Tareas>
(A) Indique si cada afirmación concuerda con el documento, respondiendo sí o no y citando textualmente las palabras que lo determinan: (i) la columna Kutb Minar pesa dos toneladas; (ii) el cubo de acero original se conserva en el Museo de Linz; (iii) el meteorito de Eaton cayó en 1931.
(B) Reproduzca sin cambios el tramo del documento que va desde «La pieza metálica» hasta «sigue siendo inexplicado.».
(C) Según el documento, ¿cuánto pesaba el cubo de acero hallado en el bloque de carbón?

Documento>
——
La columna Kutb Minar, de Nueva Delhi, presenta un enigma. El fuste de hierro tiene una altura de ocho metros, y su circunferencia es tal que dos brazos humanos no alcanzan a rodearla. La columna pesa dos toneladas; tiene en su base la inscripción siguiente: «Mientras yo me sostenga, se sostendrá el reino hindú».
El hierro de que está hecha la columna Kutb Minar no se oxida. Producir un hierro de este tipo es una tarea difícil, incluso para nuestra técnica moderna, provista de hornos eléctricos. El secreto del metal utilizado, hace 1500 años, por los constructores de esa columna se ha perdido en la noche de los tiempos.
En 1885, en la fundición de Isidor Braun, de Vócklabruck, Austria, se halló un cubo de acero en el interior de un bloque de carbón. El carbón provenía de la mina Wolfsegg, cerca de Schwanenstadt. El hijo del señor Braun hizo donación de este notable hallazgo al Museo de Linz. Pero en la actualidad sólo se conserva en dicho museo un vaciado: el original se perdió.
El cubo fue descrito en la época de su descubrimiento en periódicos diversos tales como Nature (Londres, noviembre de 1886), L’Astronomie (París, 1886), etcétera. Sus dos partes opuestas están redondeadas, y, por ello, las dimensiones entre los dos lados oscilan de 67 a 47 milímetros. Una profunda incisión rodea el cubo, cerca de su centro. Su peso era de 785 gramos, y su composición se asemejaba a la de un acero duro al carbono-níquel. La proporción de azufre que contenía era demasiado escasa para poder atribuirla a una especie cualquiera de pirita natural.
La pieza metálica se hallaba incrustada en un bloque de carbón de la época terciaria, de una antigüedad de decenas de millones de años. Algunos sabios pensaban que se trataba de un fósil de un meteorito; otros, teniendo en cuenta la forma geométrica del objeto y de la incisión, consideraban que era de origen artificial, fabricado por un hombre. Pero la ciencia afirma que en aquélla época no había seres humanos en nuestro planeta. El origen del objeto sigue siendo inexplicado.
Un meteorito de forma insólita, encontrado en Eaton, Colorado, y estudiado por H. H. Nininger, experto en aerolitos, nos sitúa igualmente ante un misterio. Su composición química es de cobre, zinc y plomo, o cobre amarillo, aleación artificial y no sustancia natural. El meteorito cayó en 1931; no es, por tanto, un fragmento de un cohete cósmico.
En el siglo XVI, los españoles encontraron un clavo de hierro de dieciocho centímetros sólidamente incrustado en una roca, en el interior de una mina peruana. Puede afirmarse, sin vacilar, que tenía una antigüedad de millares de años. En un país en que el hierro era desconocido hasta época muy reciente, se trataba de un descubrimiento en verdad sorprendente; por eso ese curioso clavo fue colocado en un lugar de honor en el despacho del virrey del Perú, Francisco de Toledo.
——
Entradas proporcionadas>
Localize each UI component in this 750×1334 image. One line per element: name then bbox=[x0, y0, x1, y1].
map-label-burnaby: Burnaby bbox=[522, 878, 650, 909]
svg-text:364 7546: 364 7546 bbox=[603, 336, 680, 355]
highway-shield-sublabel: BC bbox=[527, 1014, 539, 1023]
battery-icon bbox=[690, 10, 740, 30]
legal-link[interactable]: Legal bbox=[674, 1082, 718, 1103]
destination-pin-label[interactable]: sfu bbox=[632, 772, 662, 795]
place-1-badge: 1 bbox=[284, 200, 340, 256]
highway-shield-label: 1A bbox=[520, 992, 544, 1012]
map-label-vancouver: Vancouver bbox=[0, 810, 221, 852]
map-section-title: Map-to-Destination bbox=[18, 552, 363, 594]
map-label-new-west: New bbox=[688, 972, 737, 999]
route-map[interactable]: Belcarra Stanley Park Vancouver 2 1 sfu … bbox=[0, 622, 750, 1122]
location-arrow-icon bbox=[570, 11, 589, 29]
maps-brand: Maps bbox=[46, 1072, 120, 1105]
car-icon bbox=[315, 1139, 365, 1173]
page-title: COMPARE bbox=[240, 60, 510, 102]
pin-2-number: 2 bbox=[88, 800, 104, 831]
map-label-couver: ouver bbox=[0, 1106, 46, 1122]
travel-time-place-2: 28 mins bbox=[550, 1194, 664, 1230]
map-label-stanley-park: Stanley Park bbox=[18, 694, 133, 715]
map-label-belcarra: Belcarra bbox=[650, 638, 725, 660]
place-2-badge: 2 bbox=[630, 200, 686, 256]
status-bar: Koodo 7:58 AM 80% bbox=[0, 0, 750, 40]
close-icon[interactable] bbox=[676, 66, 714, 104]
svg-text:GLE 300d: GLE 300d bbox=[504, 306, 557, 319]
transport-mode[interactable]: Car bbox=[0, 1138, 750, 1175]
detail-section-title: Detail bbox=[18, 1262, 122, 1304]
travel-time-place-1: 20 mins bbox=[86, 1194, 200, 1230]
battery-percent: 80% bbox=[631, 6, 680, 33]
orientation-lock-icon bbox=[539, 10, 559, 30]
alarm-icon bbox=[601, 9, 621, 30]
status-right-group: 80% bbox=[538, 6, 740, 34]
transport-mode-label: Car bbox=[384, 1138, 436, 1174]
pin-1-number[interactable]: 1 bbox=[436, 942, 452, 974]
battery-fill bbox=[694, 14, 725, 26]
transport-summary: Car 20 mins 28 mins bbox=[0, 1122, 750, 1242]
——
Resultados por tarea>
(A)
(i) Sí: «La columna pesa dos toneladas».
(ii) No: «en la actualidad sólo se conserva en dicho museo un vaciado: el original se perdió».
(iii) Sí: «El meteorito cayó en 1931».

(B)
La pieza metálica se hallaba incrustada en un bloque de carbón de la época terciaria, de una antigüedad de decenas de millones de años. Algunos sabios pensaban que se trataba de un fósil de un meteorito; otros, teniendo en cuenta la forma geométrica del objeto y de la incisión, consideraban que era de origen artificial, fabricado por un hombre. Pero la ciencia afirma que en aquélla época no había seres humanos en nuestro planeta. El origen del objeto sigue siendo inexplicado.

(C) 785 gramos.